Credo si percepisca [sorride, ndr]. Quella di Tiresia, che assomiglia a un personaggio del nostro graphic novel precedente La terra, il cielo, i corvi che non dice una parola ma è fondamentale, quel tipo di saggezza; è una guida, una sorta di maestro e come tale sta sullo sfondo perché Pedro possa camminare da solo. Da una parte avrei voluto approfondirlo di più, ma era anche giusto che restasse così, sullo sfondo, un maestro. Dall’altra parte c’è un personaggio che rappresenta il futuro, Maia, che è un fuoco d’artificio (infatti viene dal cielo), è la giovinezza, i sogni, la speranza. Ma non poteva avere più spazio perché lei è un accenno, è una proposta, poi bisogna vedere se Cent la accetterà.
[Stefano] Questo libro ha un finale che lascia a ogni lettore la possibilità di capire come andrà avanti.
Una cosa bella del fumetto è che anche per i personaggi ultra secondari io disegnatore posso creare una storia, conferirgli molti dettagli; devo sapere chi sia ogni personaggio, anche quelli secondari, pure se non serve a nulla, ma serve a me, devo avere chiaro ogni dettaglio. Se il personaggio si vede un pochino devi dargli delle caratteristiche. Quando penso al mio lavoro dico che mi sento un artigiano, non un artista. Perché secondo me un artista può permettersi di non essere capito, il fumettista invece deve raccontare storie e queste devono essere comprese; come l’artigiano che costruisce il tavolo che deve stare in piedi, l’artista può costruirne uno che invece non ha quell’uso, ecco io devo raccontare una storia tra parole e immagini che il pubblico comprenda.

■ Materiale fornito:
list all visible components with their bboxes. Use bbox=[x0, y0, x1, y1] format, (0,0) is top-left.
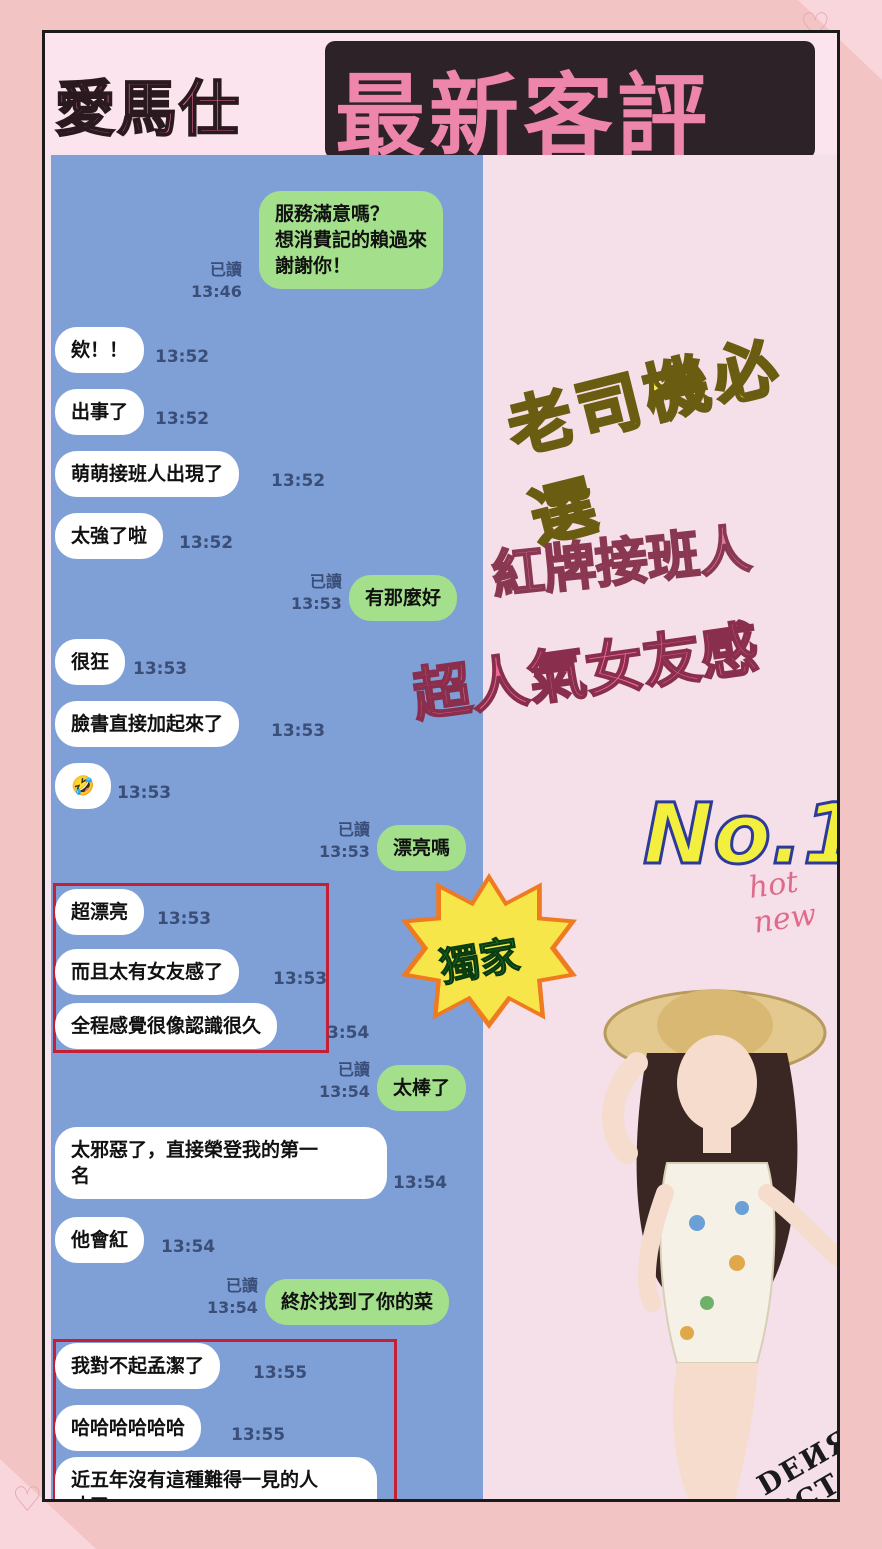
message-time: 13:54 bbox=[393, 1173, 448, 1193]
hot-new-label: hot new bbox=[746, 864, 819, 941]
read-receipt: 已讀 13:53 bbox=[319, 820, 370, 861]
message-bubble: 近五年沒有這種難得一見的人 才了 bbox=[55, 1457, 377, 1499]
message-time: 13:54 bbox=[161, 1237, 216, 1257]
message-bubble: 而且太有女友感了 bbox=[55, 949, 240, 995]
message-bubble: 哈哈哈哈哈哈 bbox=[55, 1405, 202, 1451]
poster-frame: 愛馬仕 最新客評 已讀 13:46 服務滿意嗎？ 想消費記的賴過來 謝謝你！ 欸！… bbox=[42, 30, 840, 1502]
read-receipt: 已讀 13:46 bbox=[191, 260, 242, 301]
message-time: 13:52 bbox=[155, 347, 210, 367]
brand-title: 愛馬仕 bbox=[54, 74, 241, 146]
message-time: 13:52 bbox=[155, 409, 210, 429]
message-bubble: 服務滿意嗎？ 想消費記的賴過來 謝謝你！ bbox=[259, 191, 444, 289]
message-bubble: 太強了啦 bbox=[55, 513, 164, 559]
read-receipt: 已讀 13:54 bbox=[319, 1060, 370, 1101]
message-bubble: 他會紅 bbox=[55, 1217, 145, 1263]
poster-header: 愛馬仕 最新客評 bbox=[45, 33, 837, 169]
message-time: 13:52 bbox=[179, 533, 234, 553]
message-bubble: 我對不起孟潔了 bbox=[55, 1343, 221, 1389]
message-bubble: 有那麼好 bbox=[349, 575, 458, 621]
message-bubble: 欸！！ bbox=[55, 327, 145, 373]
slogan-successor: 紅牌接班人 bbox=[488, 519, 755, 608]
message-time: 13:55 bbox=[231, 1425, 286, 1445]
message-time: 13:53 bbox=[117, 783, 172, 803]
chat-screenshot: 已讀 13:46 服務滿意嗎？ 想消費記的賴過來 謝謝你！ 欸！！ 13:52 出… bbox=[51, 155, 483, 1499]
heart-icon: ♡ bbox=[12, 1480, 43, 1520]
page-title: 最新客評 bbox=[335, 64, 711, 169]
message-bubble: 很狂 bbox=[55, 639, 126, 685]
message-bubble: 終於找到了你的菜 bbox=[265, 1279, 450, 1325]
message-bubble: 🤣 bbox=[55, 763, 111, 809]
message-time: 13:55 bbox=[253, 1363, 308, 1383]
message-bubble: 全程感覺很像認識很久 bbox=[55, 1003, 278, 1049]
message-bubble: 超漂亮 bbox=[55, 889, 145, 935]
message-bubble: 太邪惡了，直接榮登我的第一 名 bbox=[55, 1127, 387, 1199]
message-bubble: 臉書直接加起來了 bbox=[55, 701, 240, 747]
message-time: 13:53 bbox=[273, 969, 328, 989]
message-bubble: 太棒了 bbox=[377, 1065, 467, 1111]
message-time: 13:53 bbox=[157, 909, 212, 929]
message-bubble: 出事了 bbox=[55, 389, 145, 435]
message-bubble: 漂亮嗎 bbox=[377, 825, 467, 871]
message-time: 13:53 bbox=[133, 659, 188, 679]
model-photo bbox=[602, 989, 837, 1499]
message-time: 3:54 bbox=[327, 1023, 370, 1043]
message-time: 13:53 bbox=[271, 721, 326, 741]
read-receipt: 已讀 13:53 bbox=[291, 572, 342, 613]
message-time: 13:52 bbox=[271, 471, 326, 491]
message-bubble: 萌萌接班人出現了 bbox=[55, 451, 240, 497]
read-receipt: 已讀 13:54 bbox=[207, 1276, 258, 1317]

■ Consegna 1:
Nel brano, come dice di sentirsi chi parla quando pensa al proprio lavoro?
■ Consegna 2:
Ripeti parola per parola la parte del brano tra "Credo si percepisca" e "come andrà avanti.", entrambi inclusi.
I record non servono a nulla qui.

■ Soluzione 1:
Si sente un artigiano, non un artista.

■ Soluzione 2:
Credo si percepisca [sorride, ndr]. Quella di Tiresia, che assomiglia a un personaggio del nostro graphic novel precedente La terra, il cielo, i corvi che non dice una parola ma è fondamentale, quel tipo di saggezza; è una guida, una sorta di maestro e come tale sta sullo sfondo perché Pedro possa camminare da solo. Da una parte avrei voluto approfondirlo di più, ma era anche giusto che restasse così, sullo sfondo, un maestro. Dall’altra parte c’è un personaggio che rappresenta il futuro, Maia, che è un fuoco d’artificio (infatti viene dal cielo), è la giovinezza, i sogni, la speranza. Ma non poteva avere più spazio perché lei è un accenno, è una proposta, poi bisogna vedere se Cent la accetterà.
[Stefano] Questo libro ha un finale che lascia a ogni lettore la possibilità di capire come andrà avanti.